» THE EXERCISE
Write out every entry exactly as it stands.
[BEGIN EXERCISE INPUTS]
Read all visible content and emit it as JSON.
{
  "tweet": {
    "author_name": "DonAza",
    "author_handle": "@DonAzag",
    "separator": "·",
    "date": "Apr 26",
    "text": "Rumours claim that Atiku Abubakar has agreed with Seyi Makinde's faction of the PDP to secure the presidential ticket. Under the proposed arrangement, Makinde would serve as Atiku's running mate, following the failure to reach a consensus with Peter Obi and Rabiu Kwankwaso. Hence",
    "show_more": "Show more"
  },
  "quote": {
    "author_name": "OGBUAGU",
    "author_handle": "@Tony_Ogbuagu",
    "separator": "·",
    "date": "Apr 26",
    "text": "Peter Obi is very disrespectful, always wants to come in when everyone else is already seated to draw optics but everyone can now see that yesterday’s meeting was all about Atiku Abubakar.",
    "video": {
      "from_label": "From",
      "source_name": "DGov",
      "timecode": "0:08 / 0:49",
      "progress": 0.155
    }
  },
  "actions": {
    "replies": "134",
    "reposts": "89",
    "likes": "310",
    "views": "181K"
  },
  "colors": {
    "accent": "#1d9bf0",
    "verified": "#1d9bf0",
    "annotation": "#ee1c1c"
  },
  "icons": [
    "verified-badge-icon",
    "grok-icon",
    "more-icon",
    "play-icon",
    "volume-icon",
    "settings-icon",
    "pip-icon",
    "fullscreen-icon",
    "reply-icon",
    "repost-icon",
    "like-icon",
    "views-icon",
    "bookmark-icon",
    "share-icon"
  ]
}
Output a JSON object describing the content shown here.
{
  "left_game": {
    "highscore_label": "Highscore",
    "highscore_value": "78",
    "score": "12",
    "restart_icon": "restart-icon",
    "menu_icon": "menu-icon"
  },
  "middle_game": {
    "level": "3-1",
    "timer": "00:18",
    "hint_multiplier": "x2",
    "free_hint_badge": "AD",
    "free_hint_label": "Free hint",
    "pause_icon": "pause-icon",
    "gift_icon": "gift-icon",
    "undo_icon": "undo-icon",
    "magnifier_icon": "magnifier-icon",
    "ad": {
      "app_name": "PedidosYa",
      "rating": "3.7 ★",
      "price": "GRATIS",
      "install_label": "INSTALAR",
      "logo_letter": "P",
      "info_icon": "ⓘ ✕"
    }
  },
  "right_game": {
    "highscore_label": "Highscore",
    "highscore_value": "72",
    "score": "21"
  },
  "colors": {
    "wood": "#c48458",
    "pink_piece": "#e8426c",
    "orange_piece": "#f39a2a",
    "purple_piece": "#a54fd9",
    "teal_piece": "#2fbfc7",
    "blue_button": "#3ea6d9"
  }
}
[END EXERCISE INPUTS]
» ANSWER FOR THE TASK
Read all visible content and emit it as JSON.
{
  "tweet": {
    "author_name": "DonAza",
    "author_handle": "@DonAzag",
    "separator": "·",
    "date": "Apr 26",
    "text": "Rumours claim that Atiku Abubakar has agreed with Seyi Makinde's faction of the PDP to secure the presidential ticket. Under the proposed arrangement, Makinde would serve as Atiku's running mate, following the failure to reach a consensus with Peter Obi and Rabiu Kwankwaso. Hence",
    "show_more": "Show more"
  },
  "quote": {
    "author_name": "OGBUAGU",
    "author_handle": "@Tony_Ogbuagu",
    "separator": "·",
    "date": "Apr 26",
    "text": "Peter Obi is very disrespectful, always wants to come in when everyone else is already seated to draw optics but everyone can now see that yesterday’s meeting was all about Atiku Abubakar.",
    "video": {
      "from_label": "From",
      "source_name": "DGov",
      "timecode": "0:08 / 0:49",
      "progress": 0.155
    }
  },
  "actions": {
    "replies": "134",
    "reposts": "89",
    "likes": "310",
    "views": "181K"
  },
  "colors": {
    "accent": "#1d9bf0",
    "verified": "#1d9bf0",
    "annotation": "#ee1c1c"
  },
  "icons": [
    "verified-badge-icon",
    "grok-icon",
    "more-icon",
    "play-icon",
    "volume-icon",
    "settings-icon",
    "pip-icon",
    "fullscreen-icon",
    "reply-icon",
    "repost-icon",
    "like-icon",
    "views-icon",
    "bookmark-icon",
    "share-icon"
  ]
}
Output a JSON object describing the content shown here.
{
  "left_game": {
    "highscore_label": "Highscore",
    "highscore_value": "78",
    "score": "12",
    "restart_icon": "restart-icon",
    "menu_icon": "menu-icon"
  },
  "middle_game": {
    "level": "3-1",
    "timer": "00:18",
    "hint_multiplier": "x2",
    "free_hint_badge": "AD",
    "free_hint_label": "Free hint",
    "pause_icon": "pause-icon",
    "gift_icon": "gift-icon",
    "undo_icon": "undo-icon",
    "magnifier_icon": "magnifier-icon",
    "ad": {
      "app_name": "PedidosYa",
      "rating": "3.7 ★",
      "price": "GRATIS",
      "install_label": "INSTALAR",
      "logo_letter": "P",
      "info_icon": "ⓘ ✕"
    }
  },
  "right_game": {
    "highscore_label": "Highscore",
    "highscore_value": "72",
    "score": "21"
  },
  "colors": {
    "wood": "#c48458",
    "pink_piece": "#e8426c",
    "orange_piece": "#f39a2a",
    "purple_piece": "#a54fd9",
    "teal_piece": "#2fbfc7",
    "blue_button": "#3ea6d9"
  }
}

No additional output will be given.